BRIEF:
Leaving out all images, write out the records that follow exactly.

THE INPUT:
━━━━━━━━━━
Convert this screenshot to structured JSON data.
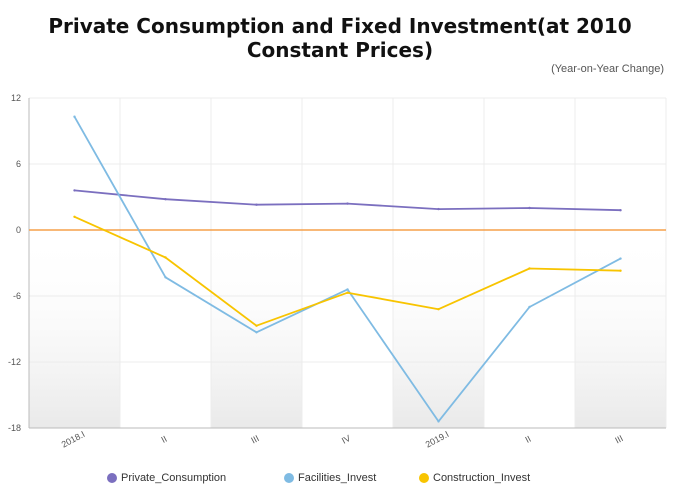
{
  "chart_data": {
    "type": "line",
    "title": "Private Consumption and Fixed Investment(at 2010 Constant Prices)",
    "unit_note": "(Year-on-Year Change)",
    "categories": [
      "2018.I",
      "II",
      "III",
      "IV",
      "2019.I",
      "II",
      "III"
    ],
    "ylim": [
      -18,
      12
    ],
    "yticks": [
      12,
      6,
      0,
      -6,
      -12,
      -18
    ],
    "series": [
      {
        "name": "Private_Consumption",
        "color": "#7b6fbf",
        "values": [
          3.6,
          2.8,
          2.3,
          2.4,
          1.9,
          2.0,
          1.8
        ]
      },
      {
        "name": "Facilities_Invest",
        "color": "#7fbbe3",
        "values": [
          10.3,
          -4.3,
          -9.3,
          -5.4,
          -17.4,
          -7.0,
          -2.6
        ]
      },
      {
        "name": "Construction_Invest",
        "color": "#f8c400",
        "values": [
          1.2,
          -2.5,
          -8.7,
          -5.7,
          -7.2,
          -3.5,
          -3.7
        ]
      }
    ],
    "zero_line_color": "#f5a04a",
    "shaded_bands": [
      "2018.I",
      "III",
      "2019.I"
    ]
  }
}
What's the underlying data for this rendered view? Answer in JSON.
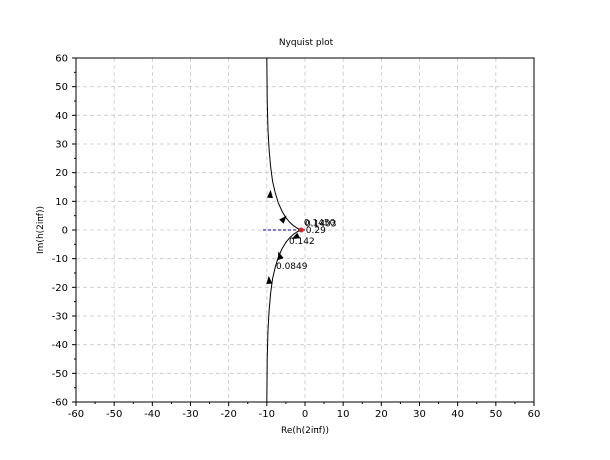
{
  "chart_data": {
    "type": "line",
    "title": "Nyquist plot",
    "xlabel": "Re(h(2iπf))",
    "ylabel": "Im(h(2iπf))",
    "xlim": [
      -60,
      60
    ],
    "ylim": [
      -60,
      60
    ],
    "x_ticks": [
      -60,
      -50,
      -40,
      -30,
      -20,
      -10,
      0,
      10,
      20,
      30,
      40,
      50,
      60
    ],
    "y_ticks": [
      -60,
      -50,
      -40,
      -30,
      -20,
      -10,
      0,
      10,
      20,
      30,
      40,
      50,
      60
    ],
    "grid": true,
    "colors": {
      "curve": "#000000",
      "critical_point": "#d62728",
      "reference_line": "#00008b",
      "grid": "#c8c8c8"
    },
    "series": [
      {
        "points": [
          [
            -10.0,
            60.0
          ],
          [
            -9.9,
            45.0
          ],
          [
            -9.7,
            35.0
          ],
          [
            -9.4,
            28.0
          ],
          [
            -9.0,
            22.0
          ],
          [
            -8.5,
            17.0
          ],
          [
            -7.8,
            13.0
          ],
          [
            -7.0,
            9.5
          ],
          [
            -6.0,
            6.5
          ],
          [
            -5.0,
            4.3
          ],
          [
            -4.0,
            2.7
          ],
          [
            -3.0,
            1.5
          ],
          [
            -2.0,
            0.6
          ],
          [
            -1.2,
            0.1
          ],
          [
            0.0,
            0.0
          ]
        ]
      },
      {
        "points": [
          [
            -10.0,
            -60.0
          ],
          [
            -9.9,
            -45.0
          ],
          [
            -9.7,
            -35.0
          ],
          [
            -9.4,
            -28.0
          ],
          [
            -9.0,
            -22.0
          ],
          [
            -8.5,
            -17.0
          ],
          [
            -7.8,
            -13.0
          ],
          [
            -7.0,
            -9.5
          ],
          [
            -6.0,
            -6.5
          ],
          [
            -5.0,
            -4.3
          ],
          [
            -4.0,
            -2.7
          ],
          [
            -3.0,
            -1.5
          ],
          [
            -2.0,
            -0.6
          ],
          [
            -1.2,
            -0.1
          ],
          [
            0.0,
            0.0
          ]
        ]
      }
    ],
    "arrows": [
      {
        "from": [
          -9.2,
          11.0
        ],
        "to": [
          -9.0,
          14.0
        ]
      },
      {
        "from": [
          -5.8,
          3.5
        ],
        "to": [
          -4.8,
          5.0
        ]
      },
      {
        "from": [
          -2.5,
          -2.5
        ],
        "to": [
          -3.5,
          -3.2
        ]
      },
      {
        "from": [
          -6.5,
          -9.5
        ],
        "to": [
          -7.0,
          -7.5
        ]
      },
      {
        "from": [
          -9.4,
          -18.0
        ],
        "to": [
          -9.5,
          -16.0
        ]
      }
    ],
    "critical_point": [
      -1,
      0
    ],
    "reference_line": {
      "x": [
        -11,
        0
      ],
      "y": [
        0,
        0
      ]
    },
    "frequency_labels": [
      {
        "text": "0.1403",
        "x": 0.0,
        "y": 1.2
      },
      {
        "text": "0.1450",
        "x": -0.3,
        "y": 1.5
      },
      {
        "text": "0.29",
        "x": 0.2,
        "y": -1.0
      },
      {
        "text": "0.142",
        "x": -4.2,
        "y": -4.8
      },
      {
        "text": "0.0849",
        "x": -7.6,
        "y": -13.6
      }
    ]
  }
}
━━━━━━━━━━
ANSWER IN FULL:
Convert this screenshot to structured JSON data.
{
  "chart_data": {
    "type": "line",
    "title": "Private Consumption and Fixed Investment(at 2010 Constant Prices)",
    "unit_note": "(Year-on-Year Change)",
    "categories": [
      "2018.I",
      "II",
      "III",
      "IV",
      "2019.I",
      "II",
      "III"
    ],
    "ylim": [
      -18,
      12
    ],
    "yticks": [
      12,
      6,
      0,
      -6,
      -12,
      -18
    ],
    "series": [
      {
        "name": "Private_Consumption",
        "color": "#7b6fbf",
        "values": [
          3.6,
          2.8,
          2.3,
          2.4,
          1.9,
          2.0,
          1.8
        ]
      },
      {
        "name": "Facilities_Invest",
        "color": "#7fbbe3",
        "values": [
          10.3,
          -4.3,
          -9.3,
          -5.4,
          -17.4,
          -7.0,
          -2.6
        ]
      },
      {
        "name": "Construction_Invest",
        "color": "#f8c400",
        "values": [
          1.2,
          -2.5,
          -8.7,
          -5.7,
          -7.2,
          -3.5,
          -3.7
        ]
      }
    ],
    "zero_line_color": "#f5a04a",
    "shaded_bands": [
      "2018.I",
      "III",
      "2019.I"
    ]
  }
}
What's the underlying data for this rendered view? Answer in JSON.
{
  "chart_data": {
    "type": "line",
    "title": "Nyquist plot",
    "xlabel": "Re(h(2iπf))",
    "ylabel": "Im(h(2iπf))",
    "xlim": [
      -60,
      60
    ],
    "ylim": [
      -60,
      60
    ],
    "x_ticks": [
      -60,
      -50,
      -40,
      -30,
      -20,
      -10,
      0,
      10,
      20,
      30,
      40,
      50,
      60
    ],
    "y_ticks": [
      -60,
      -50,
      -40,
      -30,
      -20,
      -10,
      0,
      10,
      20,
      30,
      40,
      50,
      60
    ],
    "grid": true,
    "colors": {
      "curve": "#000000",
      "critical_point": "#d62728",
      "reference_line": "#00008b",
      "grid": "#c8c8c8"
    },
    "series": [
      {
        "points": [
          [
            -10.0,
            60.0
          ],
          [
            -9.9,
            45.0
          ],
          [
            -9.7,
            35.0
          ],
          [
            -9.4,
            28.0
          ],
          [
            -9.0,
            22.0
          ],
          [
            -8.5,
            17.0
          ],
          [
            -7.8,
            13.0
          ],
          [
            -7.0,
            9.5
          ],
          [
            -6.0,
            6.5
          ],
          [
            -5.0,
            4.3
          ],
          [
            -4.0,
            2.7
          ],
          [
            -3.0,
            1.5
          ],
          [
            -2.0,
            0.6
          ],
          [
            -1.2,
            0.1
          ],
          [
            0.0,
            0.0
          ]
        ]
      },
      {
        "points": [
          [
            -10.0,
            -60.0
          ],
          [
            -9.9,
            -45.0
          ],
          [
            -9.7,
            -35.0
          ],
          [
            -9.4,
            -28.0
          ],
          [
            -9.0,
            -22.0
          ],
          [
            -8.5,
            -17.0
          ],
          [
            -7.8,
            -13.0
          ],
          [
            -7.0,
            -9.5
          ],
          [
            -6.0,
            -6.5
          ],
          [
            -5.0,
            -4.3
          ],
          [
            -4.0,
            -2.7
          ],
          [
            -3.0,
            -1.5
          ],
          [
            -2.0,
            -0.6
          ],
          [
            -1.2,
            -0.1
          ],
          [
            0.0,
            0.0
          ]
        ]
      }
    ],
    "arrows": [
      {
        "from": [
          -9.2,
          11.0
        ],
        "to": [
          -9.0,
          14.0
        ]
      },
      {
        "from": [
          -5.8,
          3.5
        ],
        "to": [
          -4.8,
          5.0
        ]
      },
      {
        "from": [
          -2.5,
          -2.5
        ],
        "to": [
          -3.5,
          -3.2
        ]
      },
      {
        "from": [
          -6.5,
          -9.5
        ],
        "to": [
          -7.0,
          -7.5
        ]
      },
      {
        "from": [
          -9.4,
          -18.0
        ],
        "to": [
          -9.5,
          -16.0
        ]
      }
    ],
    "critical_point": [
      -1,
      0
    ],
    "reference_line": {
      "x": [
        -11,
        0
      ],
      "y": [
        0,
        0
      ]
    },
    "frequency_labels": [
      {
        "text": "0.1403",
        "x": 0.0,
        "y": 1.2
      },
      {
        "text": "0.1450",
        "x": -0.3,
        "y": 1.5
      },
      {
        "text": "0.29",
        "x": 0.2,
        "y": -1.0
      },
      {
        "text": "0.142",
        "x": -4.2,
        "y": -4.8
      },
      {
        "text": "0.0849",
        "x": -7.6,
        "y": -13.6
      }
    ]
  }
}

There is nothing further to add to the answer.